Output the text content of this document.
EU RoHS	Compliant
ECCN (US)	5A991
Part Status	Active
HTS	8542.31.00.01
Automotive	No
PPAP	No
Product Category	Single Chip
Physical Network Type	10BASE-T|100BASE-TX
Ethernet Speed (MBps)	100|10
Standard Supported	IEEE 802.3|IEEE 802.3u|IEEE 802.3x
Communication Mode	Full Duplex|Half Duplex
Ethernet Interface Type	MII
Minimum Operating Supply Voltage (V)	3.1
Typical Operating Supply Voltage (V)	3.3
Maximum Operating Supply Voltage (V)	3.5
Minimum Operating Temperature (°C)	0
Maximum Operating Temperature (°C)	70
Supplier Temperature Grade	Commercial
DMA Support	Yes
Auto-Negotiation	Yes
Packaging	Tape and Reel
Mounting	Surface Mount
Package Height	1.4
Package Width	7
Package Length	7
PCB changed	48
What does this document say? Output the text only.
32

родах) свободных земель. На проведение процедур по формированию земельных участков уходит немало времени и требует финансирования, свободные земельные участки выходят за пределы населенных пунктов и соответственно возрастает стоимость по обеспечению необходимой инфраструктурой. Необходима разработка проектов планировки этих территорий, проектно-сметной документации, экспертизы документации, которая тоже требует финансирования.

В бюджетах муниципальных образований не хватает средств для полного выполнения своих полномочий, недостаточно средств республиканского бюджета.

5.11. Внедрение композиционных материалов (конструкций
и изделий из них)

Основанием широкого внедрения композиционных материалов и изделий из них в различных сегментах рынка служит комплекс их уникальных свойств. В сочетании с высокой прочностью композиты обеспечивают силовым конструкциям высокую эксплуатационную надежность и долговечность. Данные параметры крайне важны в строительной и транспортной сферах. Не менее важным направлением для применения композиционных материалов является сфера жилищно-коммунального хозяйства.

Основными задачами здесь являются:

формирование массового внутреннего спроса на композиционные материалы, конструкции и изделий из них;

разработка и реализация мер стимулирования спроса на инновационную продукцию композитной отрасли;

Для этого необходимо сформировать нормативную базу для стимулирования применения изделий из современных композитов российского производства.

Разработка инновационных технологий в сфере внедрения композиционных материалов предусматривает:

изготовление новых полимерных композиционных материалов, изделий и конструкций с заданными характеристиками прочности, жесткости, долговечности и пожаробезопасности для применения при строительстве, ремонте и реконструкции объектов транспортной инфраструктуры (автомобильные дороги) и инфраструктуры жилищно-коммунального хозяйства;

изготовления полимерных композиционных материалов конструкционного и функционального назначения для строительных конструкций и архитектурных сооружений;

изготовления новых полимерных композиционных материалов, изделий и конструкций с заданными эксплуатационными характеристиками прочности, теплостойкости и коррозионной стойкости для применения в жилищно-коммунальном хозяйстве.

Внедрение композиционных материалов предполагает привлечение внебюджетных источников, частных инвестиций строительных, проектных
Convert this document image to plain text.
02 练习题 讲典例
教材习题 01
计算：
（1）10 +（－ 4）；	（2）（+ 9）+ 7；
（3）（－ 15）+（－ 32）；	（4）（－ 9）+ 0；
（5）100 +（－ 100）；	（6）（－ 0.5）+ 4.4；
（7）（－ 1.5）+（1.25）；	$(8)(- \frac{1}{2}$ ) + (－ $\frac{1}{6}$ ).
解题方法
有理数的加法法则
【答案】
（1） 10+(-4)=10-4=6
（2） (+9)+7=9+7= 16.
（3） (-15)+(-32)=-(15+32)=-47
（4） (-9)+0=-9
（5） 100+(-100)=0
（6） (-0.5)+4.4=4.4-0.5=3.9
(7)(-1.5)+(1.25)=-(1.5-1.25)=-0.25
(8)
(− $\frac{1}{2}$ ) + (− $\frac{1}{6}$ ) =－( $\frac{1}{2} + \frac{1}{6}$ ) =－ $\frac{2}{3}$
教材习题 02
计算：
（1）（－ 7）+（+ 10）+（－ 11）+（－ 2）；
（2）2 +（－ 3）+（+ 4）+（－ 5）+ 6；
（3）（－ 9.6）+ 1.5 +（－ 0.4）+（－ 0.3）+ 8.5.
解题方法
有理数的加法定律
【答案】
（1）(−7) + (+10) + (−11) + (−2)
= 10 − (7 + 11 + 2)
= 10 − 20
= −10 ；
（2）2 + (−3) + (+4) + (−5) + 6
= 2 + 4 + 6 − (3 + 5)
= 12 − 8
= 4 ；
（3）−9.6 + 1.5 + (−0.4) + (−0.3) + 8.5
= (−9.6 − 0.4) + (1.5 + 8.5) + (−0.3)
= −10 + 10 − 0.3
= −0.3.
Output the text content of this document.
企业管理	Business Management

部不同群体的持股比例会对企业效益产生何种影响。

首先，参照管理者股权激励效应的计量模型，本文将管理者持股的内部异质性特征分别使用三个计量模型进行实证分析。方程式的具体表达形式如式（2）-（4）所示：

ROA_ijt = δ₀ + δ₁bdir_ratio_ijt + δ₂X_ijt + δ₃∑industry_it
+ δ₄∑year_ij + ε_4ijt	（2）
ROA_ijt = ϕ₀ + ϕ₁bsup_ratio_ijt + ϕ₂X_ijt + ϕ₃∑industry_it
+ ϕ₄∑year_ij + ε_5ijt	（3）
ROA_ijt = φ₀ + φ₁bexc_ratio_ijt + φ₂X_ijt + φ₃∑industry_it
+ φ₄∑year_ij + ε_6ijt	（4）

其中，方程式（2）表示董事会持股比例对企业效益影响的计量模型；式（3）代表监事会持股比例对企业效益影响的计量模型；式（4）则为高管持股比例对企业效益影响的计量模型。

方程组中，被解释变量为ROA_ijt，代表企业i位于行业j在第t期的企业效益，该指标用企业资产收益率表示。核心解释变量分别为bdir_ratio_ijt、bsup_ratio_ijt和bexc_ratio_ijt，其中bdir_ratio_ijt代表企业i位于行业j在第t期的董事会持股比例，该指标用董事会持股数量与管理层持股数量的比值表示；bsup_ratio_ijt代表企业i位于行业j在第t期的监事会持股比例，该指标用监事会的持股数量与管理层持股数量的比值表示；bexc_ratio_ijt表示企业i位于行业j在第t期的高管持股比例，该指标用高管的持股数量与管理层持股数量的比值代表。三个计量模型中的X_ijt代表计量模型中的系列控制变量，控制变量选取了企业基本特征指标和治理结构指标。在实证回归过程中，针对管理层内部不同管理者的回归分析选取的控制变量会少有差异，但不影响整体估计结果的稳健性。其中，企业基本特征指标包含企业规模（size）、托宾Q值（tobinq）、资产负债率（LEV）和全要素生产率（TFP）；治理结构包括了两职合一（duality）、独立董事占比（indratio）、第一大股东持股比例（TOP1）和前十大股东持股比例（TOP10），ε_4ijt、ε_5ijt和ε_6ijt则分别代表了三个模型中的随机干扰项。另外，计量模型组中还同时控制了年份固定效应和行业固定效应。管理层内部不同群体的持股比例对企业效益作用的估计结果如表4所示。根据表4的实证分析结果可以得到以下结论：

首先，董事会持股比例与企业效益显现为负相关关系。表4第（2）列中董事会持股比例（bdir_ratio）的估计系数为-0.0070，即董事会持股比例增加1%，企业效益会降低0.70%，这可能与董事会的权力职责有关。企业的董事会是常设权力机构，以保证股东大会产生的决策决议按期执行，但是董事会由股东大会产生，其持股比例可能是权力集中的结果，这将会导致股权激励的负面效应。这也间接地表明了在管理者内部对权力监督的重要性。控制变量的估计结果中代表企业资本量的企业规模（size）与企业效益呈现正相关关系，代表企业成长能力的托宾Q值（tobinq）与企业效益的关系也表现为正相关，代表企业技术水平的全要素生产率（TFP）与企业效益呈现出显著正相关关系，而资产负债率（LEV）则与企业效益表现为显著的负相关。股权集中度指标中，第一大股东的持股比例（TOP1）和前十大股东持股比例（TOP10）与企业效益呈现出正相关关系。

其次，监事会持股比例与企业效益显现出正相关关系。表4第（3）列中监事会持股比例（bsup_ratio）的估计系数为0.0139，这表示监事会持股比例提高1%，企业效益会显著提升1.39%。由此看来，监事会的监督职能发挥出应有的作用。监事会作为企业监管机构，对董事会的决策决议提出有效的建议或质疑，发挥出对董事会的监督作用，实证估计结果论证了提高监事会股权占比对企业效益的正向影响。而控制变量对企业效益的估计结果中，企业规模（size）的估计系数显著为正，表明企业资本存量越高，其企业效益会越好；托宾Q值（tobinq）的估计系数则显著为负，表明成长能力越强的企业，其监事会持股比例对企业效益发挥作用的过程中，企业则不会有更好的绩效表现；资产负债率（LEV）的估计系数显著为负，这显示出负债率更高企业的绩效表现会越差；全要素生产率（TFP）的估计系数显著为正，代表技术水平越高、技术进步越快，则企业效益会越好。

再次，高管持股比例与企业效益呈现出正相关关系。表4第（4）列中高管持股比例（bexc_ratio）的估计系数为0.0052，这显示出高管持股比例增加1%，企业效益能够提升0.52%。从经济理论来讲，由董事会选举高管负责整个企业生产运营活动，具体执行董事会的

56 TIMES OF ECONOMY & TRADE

━━━━━━

▸ What you should do: Which lines above hold the word "Supply"? Copy each of them.

▸ Problem solution:
Minimum Operating Supply Voltage (V)	3.1
Typical Operating Supply Voltage (V)	3.3
Maximum Operating Supply Voltage (V)	3.5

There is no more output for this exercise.